◆ EXERCISE OBJECTIVE
Gather up the lines with the word "that" in them.

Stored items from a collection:
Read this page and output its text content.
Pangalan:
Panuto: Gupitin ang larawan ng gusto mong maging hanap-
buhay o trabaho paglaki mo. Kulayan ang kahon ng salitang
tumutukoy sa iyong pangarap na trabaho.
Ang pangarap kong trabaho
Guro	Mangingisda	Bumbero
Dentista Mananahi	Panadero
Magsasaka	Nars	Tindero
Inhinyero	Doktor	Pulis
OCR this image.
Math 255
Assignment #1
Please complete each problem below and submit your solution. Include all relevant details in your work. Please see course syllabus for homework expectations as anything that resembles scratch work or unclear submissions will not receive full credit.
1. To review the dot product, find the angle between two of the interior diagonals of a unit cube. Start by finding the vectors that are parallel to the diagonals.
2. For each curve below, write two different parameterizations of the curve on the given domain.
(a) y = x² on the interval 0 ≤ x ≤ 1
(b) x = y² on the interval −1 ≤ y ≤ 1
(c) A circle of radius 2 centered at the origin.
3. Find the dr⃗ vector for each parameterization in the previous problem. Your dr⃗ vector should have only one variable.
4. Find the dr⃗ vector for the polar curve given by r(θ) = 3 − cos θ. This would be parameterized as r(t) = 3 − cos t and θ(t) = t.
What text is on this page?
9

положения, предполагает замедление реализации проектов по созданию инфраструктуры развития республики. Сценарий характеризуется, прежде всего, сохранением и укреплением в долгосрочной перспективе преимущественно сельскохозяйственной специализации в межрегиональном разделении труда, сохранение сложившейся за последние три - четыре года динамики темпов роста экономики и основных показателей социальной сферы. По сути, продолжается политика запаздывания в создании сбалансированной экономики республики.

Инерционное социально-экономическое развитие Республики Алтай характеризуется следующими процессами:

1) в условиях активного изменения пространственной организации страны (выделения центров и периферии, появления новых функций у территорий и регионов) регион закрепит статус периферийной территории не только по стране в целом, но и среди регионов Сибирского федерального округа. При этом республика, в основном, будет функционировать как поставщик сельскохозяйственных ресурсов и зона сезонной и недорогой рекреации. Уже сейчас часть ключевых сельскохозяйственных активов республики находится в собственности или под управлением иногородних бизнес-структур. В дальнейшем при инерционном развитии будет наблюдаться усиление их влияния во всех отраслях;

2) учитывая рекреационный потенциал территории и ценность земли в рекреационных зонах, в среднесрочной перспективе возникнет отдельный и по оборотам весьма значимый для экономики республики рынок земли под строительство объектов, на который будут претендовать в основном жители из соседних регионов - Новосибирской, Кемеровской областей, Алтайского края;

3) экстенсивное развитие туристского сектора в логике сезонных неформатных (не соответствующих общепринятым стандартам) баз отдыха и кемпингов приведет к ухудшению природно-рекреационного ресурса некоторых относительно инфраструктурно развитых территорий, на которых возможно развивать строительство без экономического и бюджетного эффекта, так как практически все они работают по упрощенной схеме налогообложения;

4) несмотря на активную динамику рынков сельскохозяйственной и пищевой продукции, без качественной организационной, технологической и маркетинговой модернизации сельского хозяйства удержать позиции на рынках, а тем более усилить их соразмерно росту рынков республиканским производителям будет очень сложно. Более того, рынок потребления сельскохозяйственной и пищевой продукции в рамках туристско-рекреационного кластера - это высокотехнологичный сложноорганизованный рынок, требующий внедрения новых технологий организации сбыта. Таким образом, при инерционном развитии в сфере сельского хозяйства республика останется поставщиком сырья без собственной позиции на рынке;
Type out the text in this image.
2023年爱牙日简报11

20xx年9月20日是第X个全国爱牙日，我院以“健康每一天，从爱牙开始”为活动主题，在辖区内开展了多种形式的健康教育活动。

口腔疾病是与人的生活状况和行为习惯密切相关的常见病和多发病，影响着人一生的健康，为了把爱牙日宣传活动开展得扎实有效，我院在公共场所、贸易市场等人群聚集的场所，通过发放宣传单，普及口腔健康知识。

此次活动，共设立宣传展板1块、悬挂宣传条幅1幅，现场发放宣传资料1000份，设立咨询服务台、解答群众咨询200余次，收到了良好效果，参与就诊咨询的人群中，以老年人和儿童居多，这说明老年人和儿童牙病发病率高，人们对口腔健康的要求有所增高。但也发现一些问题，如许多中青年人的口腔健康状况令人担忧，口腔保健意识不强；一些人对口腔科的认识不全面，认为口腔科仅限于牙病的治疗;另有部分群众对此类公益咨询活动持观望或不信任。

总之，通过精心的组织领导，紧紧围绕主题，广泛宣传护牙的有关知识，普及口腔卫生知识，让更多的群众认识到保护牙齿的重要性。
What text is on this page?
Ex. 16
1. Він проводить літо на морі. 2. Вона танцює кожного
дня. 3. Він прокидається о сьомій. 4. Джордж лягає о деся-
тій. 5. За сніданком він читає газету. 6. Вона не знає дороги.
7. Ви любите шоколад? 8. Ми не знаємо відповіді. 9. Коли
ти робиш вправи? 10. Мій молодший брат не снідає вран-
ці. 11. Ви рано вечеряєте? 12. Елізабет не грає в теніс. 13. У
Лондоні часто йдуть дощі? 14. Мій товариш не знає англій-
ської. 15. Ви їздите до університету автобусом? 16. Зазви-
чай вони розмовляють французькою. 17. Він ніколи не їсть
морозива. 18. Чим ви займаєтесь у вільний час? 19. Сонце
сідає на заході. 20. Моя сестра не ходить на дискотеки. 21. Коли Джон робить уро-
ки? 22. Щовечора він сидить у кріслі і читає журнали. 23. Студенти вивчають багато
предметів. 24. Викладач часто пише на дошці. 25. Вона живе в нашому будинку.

◆ TASK OUTPUT
Please complete each problem below and submit your solution. Include all relevant details in your work. Please see course syllabus for homework expectations as anything that resembles scratch work or unclear submissions will not receive full credit.
1. To review the dot product, find the angle between two of the interior diagonals of a unit cube. Start by finding the vectors that are parallel to the diagonals.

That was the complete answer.